> _Page text_:
— Start —

When developers are building out projects and it comes done to adding authentication & authorizations to a project, everybody is telling you to not roll your own auth system. “It’ too complicated, too many features and it takes out too much time from the actual project itself”.

I can partly agree with that statement, because there is a lot of features that needs to be built within an auth system. Signup, login & logout, email verification, password recovery, 2FA, etc. That is a lot of features that needs to be built, if you want a full auth system. But I also think it’s good to learn how authentication and authorization works, then just picking a prebuilt solution, or an external provider. In my case is it to build a simplified version of the system, to deeply understand how authentication & authorization works, and what goes into building a simplified version of it.

Requirements 📋

In this project, I only choose to focus on four aspects of the system, to have simple MVP to go out from.

  1. Signup
  2. Login
  3. Logout
  4. Authorization / Secure API endpoint.

I think these four aspects is needed in almost all systems which requires some sort of authentication/authorization, the other functionalities like password recovery & email verification is really not needed if you only want to build out an admin panel for example.

The purpose 🧠

The purpose of building out this project, was to learn about how JWTs (tokens) could be utilized to build an authentication system, as well as be used to have a decentralized authorization system. I also wanted to learn how to manage & store user passwords securely in a database. Learning about how the refreshing flow of the access- & refresh-token was done, was also one of the primary focuses behind building this project.

The solution 🛠️

The outcome of this project was a very simple web application alongside an API & database to store and query the user data. The solution contains three pages for signing up and logging in the user, as well as a home page for the user to be able to see their information/data.

Technologies 🪛

The web app was built using Vite’s React + TypeScript template/boilerplate to get a good foundation to build the web app on top of. I choose to use the Shadcn UI component library, to easily get a nice and functional UI up and running. I utilized a lot of the prebuilt form components for the signup and login page. These components also has a strong API to handle API errors alongside user input validation.

For the data fetching/state management library I choose to use TanStack’s React Query, which is a strong battle-tested library used to fetch and manage data from an API. For the data/schema validation, I choose to go with Zod, which compliments both React Query, but also the Shadcn UI components a lot, by helping out with the data validation coming from the API.

For the API framework, I choose to go with Fastify, because it’a a simple and fast API framework, which allows you to build a simple API fast, and has a rich ecosystem of different plugins. One of these plugins I used was the “fastify-zod-type-provider”, which translates Zod schemas into the validation JSON structure Fastify needs, as well as OpenAPI JSON structure, so we get rich API documentation.

Pages 📄

For this project, I choose to keep the web app routes very simple, the web app really only needed 3 pages:

A very simple design as made, so the only content that was on these pages was only the most necessary information. The focus of this project, wasn’t so much about the UI and user experience, but more what actually goes on behind the scene with the API and authentication/authorization of the user on the web app. Below can you see an example of the 3 different pages, and how they look.

The signup page design for the auth system.
- The signup page design for the auth system.
The login page design for the auth system.
- The login page design for the auth system.
The home page design for the auth system.
- The home page design for the auth system.

API Structure 🧱

I tried to structure the API as simple as possible, because I wanted the whole system to be as simple as possible. So only the most necessary endpoints and database queries is made.

I grouped the endpoints into two categories:

With this approach, we group the necessary endpoints together, which are related to auth (authentication), and the endpoints which are related user data together. This ensures that we follow the resource endpoint pattern, which is mostly used in RESTful APIs.

— End —

> _To be done_:
**1.** Transcribe the passage of the auth system write-up from "- The home page" to "in RESTful APIs.".
**2.** In the auth system write-up, which framework was chosen to build the API?

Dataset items
— Start —

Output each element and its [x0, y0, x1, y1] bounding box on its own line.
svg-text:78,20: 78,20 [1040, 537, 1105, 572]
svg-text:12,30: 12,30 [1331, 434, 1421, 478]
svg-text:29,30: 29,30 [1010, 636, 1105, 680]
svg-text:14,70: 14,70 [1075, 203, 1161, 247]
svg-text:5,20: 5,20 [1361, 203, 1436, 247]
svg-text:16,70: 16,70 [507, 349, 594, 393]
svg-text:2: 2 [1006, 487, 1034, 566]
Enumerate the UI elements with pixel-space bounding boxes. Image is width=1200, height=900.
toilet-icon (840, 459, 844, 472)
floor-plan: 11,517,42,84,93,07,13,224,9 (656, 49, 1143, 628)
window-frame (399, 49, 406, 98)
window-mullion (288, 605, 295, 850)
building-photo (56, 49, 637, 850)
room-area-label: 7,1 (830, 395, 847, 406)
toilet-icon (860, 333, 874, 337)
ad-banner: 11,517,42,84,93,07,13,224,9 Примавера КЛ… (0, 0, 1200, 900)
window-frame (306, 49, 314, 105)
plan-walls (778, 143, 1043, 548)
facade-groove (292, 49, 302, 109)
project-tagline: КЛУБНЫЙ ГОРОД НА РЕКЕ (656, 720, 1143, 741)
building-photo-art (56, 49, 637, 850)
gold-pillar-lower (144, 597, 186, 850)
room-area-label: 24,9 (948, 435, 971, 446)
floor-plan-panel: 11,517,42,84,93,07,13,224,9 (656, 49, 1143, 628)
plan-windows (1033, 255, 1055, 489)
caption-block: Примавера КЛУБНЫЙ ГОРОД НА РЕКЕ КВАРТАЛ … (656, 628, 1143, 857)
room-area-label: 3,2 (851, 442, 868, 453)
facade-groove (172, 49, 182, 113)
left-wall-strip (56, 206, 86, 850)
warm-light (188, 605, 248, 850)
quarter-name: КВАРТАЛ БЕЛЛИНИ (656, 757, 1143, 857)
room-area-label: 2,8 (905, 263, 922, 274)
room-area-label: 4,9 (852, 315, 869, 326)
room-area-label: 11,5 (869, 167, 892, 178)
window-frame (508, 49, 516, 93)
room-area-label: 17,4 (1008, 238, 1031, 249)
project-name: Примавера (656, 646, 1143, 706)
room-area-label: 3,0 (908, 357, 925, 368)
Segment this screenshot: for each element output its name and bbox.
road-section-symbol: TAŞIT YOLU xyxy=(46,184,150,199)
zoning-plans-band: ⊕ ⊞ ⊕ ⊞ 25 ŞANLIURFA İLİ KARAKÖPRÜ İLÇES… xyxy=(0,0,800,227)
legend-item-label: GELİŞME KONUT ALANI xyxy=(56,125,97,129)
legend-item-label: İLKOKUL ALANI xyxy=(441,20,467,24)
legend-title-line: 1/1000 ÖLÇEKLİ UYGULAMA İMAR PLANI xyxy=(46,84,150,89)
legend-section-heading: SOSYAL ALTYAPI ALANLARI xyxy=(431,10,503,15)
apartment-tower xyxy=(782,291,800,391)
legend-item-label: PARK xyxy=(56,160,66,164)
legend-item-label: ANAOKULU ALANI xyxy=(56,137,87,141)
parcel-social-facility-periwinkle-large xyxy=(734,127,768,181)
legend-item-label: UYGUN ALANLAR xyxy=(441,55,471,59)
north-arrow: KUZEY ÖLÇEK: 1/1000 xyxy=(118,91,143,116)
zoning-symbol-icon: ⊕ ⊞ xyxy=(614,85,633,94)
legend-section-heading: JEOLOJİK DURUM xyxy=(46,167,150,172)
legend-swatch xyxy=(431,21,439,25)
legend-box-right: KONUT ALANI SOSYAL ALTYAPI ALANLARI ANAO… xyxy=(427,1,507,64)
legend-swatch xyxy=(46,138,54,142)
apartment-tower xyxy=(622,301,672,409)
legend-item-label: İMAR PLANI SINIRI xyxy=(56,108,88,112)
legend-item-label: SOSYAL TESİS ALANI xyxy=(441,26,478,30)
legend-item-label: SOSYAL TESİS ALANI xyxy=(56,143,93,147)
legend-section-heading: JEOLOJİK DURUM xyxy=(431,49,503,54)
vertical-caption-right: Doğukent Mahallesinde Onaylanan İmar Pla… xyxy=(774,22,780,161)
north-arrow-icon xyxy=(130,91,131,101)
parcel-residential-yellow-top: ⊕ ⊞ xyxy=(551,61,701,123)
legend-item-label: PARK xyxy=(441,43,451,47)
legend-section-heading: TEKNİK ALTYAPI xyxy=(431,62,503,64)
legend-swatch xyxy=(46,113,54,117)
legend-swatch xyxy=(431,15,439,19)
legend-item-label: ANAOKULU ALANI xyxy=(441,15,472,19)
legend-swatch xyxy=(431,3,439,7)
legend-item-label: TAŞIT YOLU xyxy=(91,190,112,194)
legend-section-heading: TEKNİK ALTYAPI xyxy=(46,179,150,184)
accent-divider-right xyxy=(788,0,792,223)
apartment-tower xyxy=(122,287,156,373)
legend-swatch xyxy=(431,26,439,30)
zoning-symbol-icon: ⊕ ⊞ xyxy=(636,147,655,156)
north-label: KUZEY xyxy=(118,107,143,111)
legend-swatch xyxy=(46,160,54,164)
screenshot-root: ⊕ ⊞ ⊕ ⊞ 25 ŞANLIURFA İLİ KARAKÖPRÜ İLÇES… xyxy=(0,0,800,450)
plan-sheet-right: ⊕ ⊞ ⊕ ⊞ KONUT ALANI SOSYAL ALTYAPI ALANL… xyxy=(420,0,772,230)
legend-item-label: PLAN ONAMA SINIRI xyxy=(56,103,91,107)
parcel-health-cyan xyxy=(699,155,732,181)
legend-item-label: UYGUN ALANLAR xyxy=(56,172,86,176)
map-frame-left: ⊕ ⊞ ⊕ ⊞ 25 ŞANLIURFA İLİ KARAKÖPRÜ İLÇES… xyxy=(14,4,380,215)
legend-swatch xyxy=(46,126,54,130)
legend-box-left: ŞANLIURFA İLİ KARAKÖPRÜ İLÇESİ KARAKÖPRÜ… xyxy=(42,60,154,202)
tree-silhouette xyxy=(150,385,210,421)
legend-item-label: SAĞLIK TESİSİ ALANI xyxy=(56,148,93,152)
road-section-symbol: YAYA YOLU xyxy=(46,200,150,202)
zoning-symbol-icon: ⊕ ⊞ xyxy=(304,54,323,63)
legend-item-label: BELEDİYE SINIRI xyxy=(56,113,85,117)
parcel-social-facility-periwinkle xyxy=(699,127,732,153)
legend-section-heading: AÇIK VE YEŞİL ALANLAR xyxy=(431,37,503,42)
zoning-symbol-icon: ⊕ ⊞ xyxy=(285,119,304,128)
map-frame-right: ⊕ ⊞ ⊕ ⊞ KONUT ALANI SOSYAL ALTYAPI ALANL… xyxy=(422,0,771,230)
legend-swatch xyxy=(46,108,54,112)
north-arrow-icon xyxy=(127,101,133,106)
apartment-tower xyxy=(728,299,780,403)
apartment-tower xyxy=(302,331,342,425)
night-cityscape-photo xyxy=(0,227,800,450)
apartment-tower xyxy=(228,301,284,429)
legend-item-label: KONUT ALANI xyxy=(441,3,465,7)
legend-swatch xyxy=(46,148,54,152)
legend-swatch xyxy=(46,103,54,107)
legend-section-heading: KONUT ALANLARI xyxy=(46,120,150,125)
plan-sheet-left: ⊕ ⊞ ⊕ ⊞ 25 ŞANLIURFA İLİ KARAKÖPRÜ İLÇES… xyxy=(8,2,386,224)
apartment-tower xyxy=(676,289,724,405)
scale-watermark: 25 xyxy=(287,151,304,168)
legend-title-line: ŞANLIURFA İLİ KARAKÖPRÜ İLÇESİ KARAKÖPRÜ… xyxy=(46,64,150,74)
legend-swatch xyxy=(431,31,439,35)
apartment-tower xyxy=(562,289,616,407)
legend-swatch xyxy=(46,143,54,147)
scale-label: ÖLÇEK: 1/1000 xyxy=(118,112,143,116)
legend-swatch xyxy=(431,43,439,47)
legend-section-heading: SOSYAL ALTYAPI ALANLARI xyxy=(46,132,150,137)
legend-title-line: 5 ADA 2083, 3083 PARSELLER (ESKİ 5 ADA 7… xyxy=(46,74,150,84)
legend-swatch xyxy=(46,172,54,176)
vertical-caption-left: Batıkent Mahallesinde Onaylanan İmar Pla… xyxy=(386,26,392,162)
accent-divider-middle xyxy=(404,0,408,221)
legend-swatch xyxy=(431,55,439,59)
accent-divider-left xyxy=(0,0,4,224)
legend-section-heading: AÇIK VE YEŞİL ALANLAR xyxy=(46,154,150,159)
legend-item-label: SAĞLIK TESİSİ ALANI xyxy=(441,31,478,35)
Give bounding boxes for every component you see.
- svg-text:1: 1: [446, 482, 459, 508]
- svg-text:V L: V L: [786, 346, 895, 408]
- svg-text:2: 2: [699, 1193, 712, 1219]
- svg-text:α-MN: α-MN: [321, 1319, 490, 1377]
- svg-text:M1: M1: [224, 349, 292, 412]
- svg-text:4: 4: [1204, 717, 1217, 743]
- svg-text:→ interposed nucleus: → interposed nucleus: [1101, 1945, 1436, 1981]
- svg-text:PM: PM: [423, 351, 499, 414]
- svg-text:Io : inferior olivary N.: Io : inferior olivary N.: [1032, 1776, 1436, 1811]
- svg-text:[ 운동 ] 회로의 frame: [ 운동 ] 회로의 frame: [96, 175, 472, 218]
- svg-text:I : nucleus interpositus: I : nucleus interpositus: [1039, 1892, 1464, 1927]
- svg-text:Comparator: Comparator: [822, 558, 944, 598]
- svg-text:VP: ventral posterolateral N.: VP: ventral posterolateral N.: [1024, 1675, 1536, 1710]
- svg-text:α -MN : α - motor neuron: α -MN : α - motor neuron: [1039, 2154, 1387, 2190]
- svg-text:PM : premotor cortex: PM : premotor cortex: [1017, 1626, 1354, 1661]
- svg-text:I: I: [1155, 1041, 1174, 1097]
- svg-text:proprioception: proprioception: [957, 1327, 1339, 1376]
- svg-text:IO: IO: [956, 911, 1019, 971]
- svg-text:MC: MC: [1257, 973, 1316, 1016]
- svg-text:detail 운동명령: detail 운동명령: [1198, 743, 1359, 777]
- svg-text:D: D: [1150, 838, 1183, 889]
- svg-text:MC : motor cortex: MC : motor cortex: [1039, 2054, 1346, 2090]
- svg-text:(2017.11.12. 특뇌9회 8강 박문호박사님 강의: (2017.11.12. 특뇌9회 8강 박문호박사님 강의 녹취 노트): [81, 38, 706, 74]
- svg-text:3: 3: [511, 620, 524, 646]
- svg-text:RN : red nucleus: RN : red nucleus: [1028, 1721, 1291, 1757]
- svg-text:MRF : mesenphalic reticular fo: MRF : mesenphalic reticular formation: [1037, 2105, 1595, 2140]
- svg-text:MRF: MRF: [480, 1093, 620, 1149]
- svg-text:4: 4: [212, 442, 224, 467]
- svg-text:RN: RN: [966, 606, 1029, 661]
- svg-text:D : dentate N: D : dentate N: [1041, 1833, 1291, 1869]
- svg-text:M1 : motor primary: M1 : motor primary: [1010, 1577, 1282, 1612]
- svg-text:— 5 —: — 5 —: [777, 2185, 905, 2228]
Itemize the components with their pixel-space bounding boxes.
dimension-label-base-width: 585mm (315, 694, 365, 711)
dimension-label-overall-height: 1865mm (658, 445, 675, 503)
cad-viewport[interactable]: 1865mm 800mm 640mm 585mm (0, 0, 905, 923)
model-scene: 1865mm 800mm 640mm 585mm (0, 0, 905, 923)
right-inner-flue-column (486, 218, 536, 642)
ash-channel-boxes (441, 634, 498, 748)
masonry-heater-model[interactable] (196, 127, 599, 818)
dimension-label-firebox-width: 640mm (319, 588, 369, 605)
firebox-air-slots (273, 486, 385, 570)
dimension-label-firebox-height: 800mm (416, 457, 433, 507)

— End —

> _Complete answers_:
**1.**
- The home page design for the auth system.

API Structure 🧱

I tried to structure the API as simple as possible, because I wanted the whole system to be as simple as possible. So only the most necessary endpoints and database queries is made.

I grouped the endpoints into two categories:

With this approach, we group the necessary endpoints together, which are related to auth (authentication), and the endpoints which are related user data together. This ensures that we follow the resource endpoint pattern, which is mostly used in RESTful APIs.

**2.** Fastify.